[Records about charts and figures]
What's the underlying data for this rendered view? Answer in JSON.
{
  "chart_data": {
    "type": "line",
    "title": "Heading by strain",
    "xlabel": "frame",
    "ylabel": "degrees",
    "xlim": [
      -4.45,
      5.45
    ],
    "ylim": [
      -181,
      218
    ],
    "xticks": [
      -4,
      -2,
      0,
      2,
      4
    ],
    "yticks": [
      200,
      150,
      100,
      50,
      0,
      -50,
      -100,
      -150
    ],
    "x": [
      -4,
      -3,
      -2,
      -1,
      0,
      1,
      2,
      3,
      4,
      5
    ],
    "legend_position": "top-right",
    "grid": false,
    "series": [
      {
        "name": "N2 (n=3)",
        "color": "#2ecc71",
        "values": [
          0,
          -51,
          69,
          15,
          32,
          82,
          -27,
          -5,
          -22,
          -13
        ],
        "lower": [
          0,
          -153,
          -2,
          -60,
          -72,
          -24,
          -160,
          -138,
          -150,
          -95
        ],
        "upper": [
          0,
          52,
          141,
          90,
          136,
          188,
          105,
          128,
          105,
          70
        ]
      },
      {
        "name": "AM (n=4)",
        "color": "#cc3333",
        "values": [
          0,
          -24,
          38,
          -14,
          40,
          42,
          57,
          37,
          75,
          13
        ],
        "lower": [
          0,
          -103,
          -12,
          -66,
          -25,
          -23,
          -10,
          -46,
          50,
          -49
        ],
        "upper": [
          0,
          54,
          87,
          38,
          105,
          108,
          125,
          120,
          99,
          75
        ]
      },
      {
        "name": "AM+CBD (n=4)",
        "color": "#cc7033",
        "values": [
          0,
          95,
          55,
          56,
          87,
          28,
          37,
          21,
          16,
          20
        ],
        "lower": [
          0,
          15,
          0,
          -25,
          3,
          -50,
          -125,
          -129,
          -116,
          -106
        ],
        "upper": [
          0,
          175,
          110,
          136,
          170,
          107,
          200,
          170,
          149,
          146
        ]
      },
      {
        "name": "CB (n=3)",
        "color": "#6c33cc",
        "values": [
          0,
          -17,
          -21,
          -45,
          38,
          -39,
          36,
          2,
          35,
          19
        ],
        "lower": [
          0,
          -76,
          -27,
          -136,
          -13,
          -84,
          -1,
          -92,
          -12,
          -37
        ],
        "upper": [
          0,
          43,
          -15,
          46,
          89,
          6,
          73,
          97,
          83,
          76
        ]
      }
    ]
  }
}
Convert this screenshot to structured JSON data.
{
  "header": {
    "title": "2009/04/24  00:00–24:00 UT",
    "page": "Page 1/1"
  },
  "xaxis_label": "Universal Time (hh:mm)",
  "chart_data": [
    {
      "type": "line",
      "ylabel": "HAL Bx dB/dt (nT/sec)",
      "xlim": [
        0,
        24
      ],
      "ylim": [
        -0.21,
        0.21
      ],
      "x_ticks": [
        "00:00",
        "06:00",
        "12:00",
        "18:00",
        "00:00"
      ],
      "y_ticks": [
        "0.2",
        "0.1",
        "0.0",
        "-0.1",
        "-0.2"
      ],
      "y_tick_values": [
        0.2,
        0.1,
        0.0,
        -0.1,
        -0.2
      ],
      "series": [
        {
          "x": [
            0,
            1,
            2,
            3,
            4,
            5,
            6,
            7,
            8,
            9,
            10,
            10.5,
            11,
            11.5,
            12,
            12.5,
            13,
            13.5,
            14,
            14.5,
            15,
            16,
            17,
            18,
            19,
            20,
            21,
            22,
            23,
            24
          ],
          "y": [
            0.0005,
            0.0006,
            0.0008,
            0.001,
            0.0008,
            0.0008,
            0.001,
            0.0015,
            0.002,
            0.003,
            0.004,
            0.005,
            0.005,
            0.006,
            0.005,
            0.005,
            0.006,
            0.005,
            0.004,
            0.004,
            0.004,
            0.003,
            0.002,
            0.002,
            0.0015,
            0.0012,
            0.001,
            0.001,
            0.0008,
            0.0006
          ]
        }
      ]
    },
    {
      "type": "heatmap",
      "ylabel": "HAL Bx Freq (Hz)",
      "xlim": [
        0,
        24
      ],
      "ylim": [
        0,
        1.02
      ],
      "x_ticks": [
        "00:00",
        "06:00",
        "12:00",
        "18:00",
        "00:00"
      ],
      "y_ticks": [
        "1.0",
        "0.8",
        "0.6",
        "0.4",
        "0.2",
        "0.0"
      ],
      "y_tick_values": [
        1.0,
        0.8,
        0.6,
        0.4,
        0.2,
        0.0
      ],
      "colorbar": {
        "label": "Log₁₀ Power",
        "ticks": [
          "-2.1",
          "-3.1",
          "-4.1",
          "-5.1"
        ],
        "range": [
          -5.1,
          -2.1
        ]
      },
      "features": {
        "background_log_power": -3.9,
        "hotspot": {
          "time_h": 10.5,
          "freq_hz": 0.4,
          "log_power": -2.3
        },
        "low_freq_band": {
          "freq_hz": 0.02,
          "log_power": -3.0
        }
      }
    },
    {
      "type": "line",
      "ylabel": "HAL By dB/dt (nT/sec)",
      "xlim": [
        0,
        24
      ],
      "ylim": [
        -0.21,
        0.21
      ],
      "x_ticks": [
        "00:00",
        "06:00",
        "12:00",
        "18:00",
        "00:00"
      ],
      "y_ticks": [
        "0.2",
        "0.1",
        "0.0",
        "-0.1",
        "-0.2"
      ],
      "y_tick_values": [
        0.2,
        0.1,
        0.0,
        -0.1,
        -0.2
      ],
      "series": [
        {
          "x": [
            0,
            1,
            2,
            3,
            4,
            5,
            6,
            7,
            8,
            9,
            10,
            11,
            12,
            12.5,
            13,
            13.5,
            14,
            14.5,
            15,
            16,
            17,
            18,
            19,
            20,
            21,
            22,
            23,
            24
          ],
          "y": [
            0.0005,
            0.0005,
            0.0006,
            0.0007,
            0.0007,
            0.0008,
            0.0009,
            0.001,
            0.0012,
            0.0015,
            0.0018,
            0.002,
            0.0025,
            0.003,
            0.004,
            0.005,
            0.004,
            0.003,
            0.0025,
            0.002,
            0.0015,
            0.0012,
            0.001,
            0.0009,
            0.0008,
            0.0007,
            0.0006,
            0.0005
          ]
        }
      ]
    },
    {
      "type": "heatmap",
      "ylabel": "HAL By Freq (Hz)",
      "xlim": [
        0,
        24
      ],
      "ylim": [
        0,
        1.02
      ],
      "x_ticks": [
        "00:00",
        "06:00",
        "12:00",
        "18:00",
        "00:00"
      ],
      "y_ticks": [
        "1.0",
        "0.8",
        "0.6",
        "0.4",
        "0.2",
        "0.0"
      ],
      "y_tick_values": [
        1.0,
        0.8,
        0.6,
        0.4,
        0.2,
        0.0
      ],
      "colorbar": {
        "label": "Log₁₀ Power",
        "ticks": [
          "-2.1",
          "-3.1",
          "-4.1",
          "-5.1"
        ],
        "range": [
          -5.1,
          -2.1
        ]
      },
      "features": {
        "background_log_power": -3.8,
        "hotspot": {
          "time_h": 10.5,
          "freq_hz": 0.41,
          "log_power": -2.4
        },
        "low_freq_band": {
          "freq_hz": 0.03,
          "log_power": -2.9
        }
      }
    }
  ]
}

→ **SET PROBLEM**
Transcribe the material above in its entirety. Match it exactly.

→ **FINISHED EXERCISE**
What's the underlying data for this rendered view? Answer in JSON.
{
  "chart_data": {
    "type": "line",
    "title": "Heading by strain",
    "xlabel": "frame",
    "ylabel": "degrees",
    "xlim": [
      -4.45,
      5.45
    ],
    "ylim": [
      -181,
      218
    ],
    "xticks": [
      -4,
      -2,
      0,
      2,
      4
    ],
    "yticks": [
      200,
      150,
      100,
      50,
      0,
      -50,
      -100,
      -150
    ],
    "x": [
      -4,
      -3,
      -2,
      -1,
      0,
      1,
      2,
      3,
      4,
      5
    ],
    "legend_position": "top-right",
    "grid": false,
    "series": [
      {
        "name": "N2 (n=3)",
        "color": "#2ecc71",
        "values": [
          0,
          -51,
          69,
          15,
          32,
          82,
          -27,
          -5,
          -22,
          -13
        ],
        "lower": [
          0,
          -153,
          -2,
          -60,
          -72,
          -24,
          -160,
          -138,
          -150,
          -95
        ],
        "upper": [
          0,
          52,
          141,
          90,
          136,
          188,
          105,
          128,
          105,
          70
        ]
      },
      {
        "name": "AM (n=4)",
        "color": "#cc3333",
        "values": [
          0,
          -24,
          38,
          -14,
          40,
          42,
          57,
          37,
          75,
          13
        ],
        "lower": [
          0,
          -103,
          -12,
          -66,
          -25,
          -23,
          -10,
          -46,
          50,
          -49
        ],
        "upper": [
          0,
          54,
          87,
          38,
          105,
          108,
          125,
          120,
          99,
          75
        ]
      },
      {
        "name": "AM+CBD (n=4)",
        "color": "#cc7033",
        "values": [
          0,
          95,
          55,
          56,
          87,
          28,
          37,
          21,
          16,
          20
        ],
        "lower": [
          0,
          15,
          0,
          -25,
          3,
          -50,
          -125,
          -129,
          -116,
          -106
        ],
        "upper": [
          0,
          175,
          110,
          136,
          170,
          107,
          200,
          170,
          149,
          146
        ]
      },
      {
        "name": "CB (n=3)",
        "color": "#6c33cc",
        "values": [
          0,
          -17,
          -21,
          -45,
          38,
          -39,
          36,
          2,
          35,
          19
        ],
        "lower": [
          0,
          -76,
          -27,
          -136,
          -13,
          -84,
          -1,
          -92,
          -12,
          -37
        ],
        "upper": [
          0,
          43,
          -15,
          46,
          89,
          6,
          73,
          97,
          83,
          76
        ]
      }
    ]
  }
}
Convert this screenshot to structured JSON data.
{
  "header": {
    "title": "2009/04/24  00:00–24:00 UT",
    "page": "Page 1/1"
  },
  "xaxis_label": "Universal Time (hh:mm)",
  "chart_data": [
    {
      "type": "line",
      "ylabel": "HAL Bx dB/dt (nT/sec)",
      "xlim": [
        0,
        24
      ],
      "ylim": [
        -0.21,
        0.21
      ],
      "x_ticks": [
        "00:00",
        "06:00",
        "12:00",
        "18:00",
        "00:00"
      ],
      "y_ticks": [
        "0.2",
        "0.1",
        "0.0",
        "-0.1",
        "-0.2"
      ],
      "y_tick_values": [
        0.2,
        0.1,
        0.0,
        -0.1,
        -0.2
      ],
      "series": [
        {
          "x": [
            0,
            1,
            2,
            3,
            4,
            5,
            6,
            7,
            8,
            9,
            10,
            10.5,
            11,
            11.5,
            12,
            12.5,
            13,
            13.5,
            14,
            14.5,
            15,
            16,
            17,
            18,
            19,
            20,
            21,
            22,
            23,
            24
          ],
          "y": [
            0.0005,
            0.0006,
            0.0008,
            0.001,
            0.0008,
            0.0008,
            0.001,
            0.0015,
            0.002,
            0.003,
            0.004,
            0.005,
            0.005,
            0.006,
            0.005,
            0.005,
            0.006,
            0.005,
            0.004,
            0.004,
            0.004,
            0.003,
            0.002,
            0.002,
            0.0015,
            0.0012,
            0.001,
            0.001,
            0.0008,
            0.0006
          ]
        }
      ]
    },
    {
      "type": "heatmap",
      "ylabel": "HAL Bx Freq (Hz)",
      "xlim": [
        0,
        24
      ],
      "ylim": [
        0,
        1.02
      ],
      "x_ticks": [
        "00:00",
        "06:00",
        "12:00",
        "18:00",
        "00:00"
      ],
      "y_ticks": [
        "1.0",
        "0.8",
        "0.6",
        "0.4",
        "0.2",
        "0.0"
      ],
      "y_tick_values": [
        1.0,
        0.8,
        0.6,
        0.4,
        0.2,
        0.0
      ],
      "colorbar": {
        "label": "Log₁₀ Power",
        "ticks": [
          "-2.1",
          "-3.1",
          "-4.1",
          "-5.1"
        ],
        "range": [
          -5.1,
          -2.1
        ]
      },
      "features": {
        "background_log_power": -3.9,
        "hotspot": {
          "time_h": 10.5,
          "freq_hz": 0.4,
          "log_power": -2.3
        },
        "low_freq_band": {
          "freq_hz": 0.02,
          "log_power": -3.0
        }
      }
    },
    {
      "type": "line",
      "ylabel": "HAL By dB/dt (nT/sec)",
      "xlim": [
        0,
        24
      ],
      "ylim": [
        -0.21,
        0.21
      ],
      "x_ticks": [
        "00:00",
        "06:00",
        "12:00",
        "18:00",
        "00:00"
      ],
      "y_ticks": [
        "0.2",
        "0.1",
        "0.0",
        "-0.1",
        "-0.2"
      ],
      "y_tick_values": [
        0.2,
        0.1,
        0.0,
        -0.1,
        -0.2
      ],
      "series": [
        {
          "x": [
            0,
            1,
            2,
            3,
            4,
            5,
            6,
            7,
            8,
            9,
            10,
            11,
            12,
            12.5,
            13,
            13.5,
            14,
            14.5,
            15,
            16,
            17,
            18,
            19,
            20,
            21,
            22,
            23,
            24
          ],
          "y": [
            0.0005,
            0.0005,
            0.0006,
            0.0007,
            0.0007,
            0.0008,
            0.0009,
            0.001,
            0.0012,
            0.0015,
            0.0018,
            0.002,
            0.0025,
            0.003,
            0.004,
            0.005,
            0.004,
            0.003,
            0.0025,
            0.002,
            0.0015,
            0.0012,
            0.001,
            0.0009,
            0.0008,
            0.0007,
            0.0006,
            0.0005
          ]
        }
      ]
    },
    {
      "type": "heatmap",
      "ylabel": "HAL By Freq (Hz)",
      "xlim": [
        0,
        24
      ],
      "ylim": [
        0,
        1.02
      ],
      "x_ticks": [
        "00:00",
        "06:00",
        "12:00",
        "18:00",
        "00:00"
      ],
      "y_ticks": [
        "1.0",
        "0.8",
        "0.6",
        "0.4",
        "0.2",
        "0.0"
      ],
      "y_tick_values": [
        1.0,
        0.8,
        0.6,
        0.4,
        0.2,
        0.0
      ],
      "colorbar": {
        "label": "Log₁₀ Power",
        "ticks": [
          "-2.1",
          "-3.1",
          "-4.1",
          "-5.1"
        ],
        "range": [
          -5.1,
          -2.1
        ]
      },
      "features": {
        "background_log_power": -3.8,
        "hotspot": {
          "time_h": 10.5,
          "freq_hz": 0.41,
          "log_power": -2.4
        },
        "low_freq_band": {
          "freq_hz": 0.03,
          "log_power": -2.9
        }
      }
    }
  ]
}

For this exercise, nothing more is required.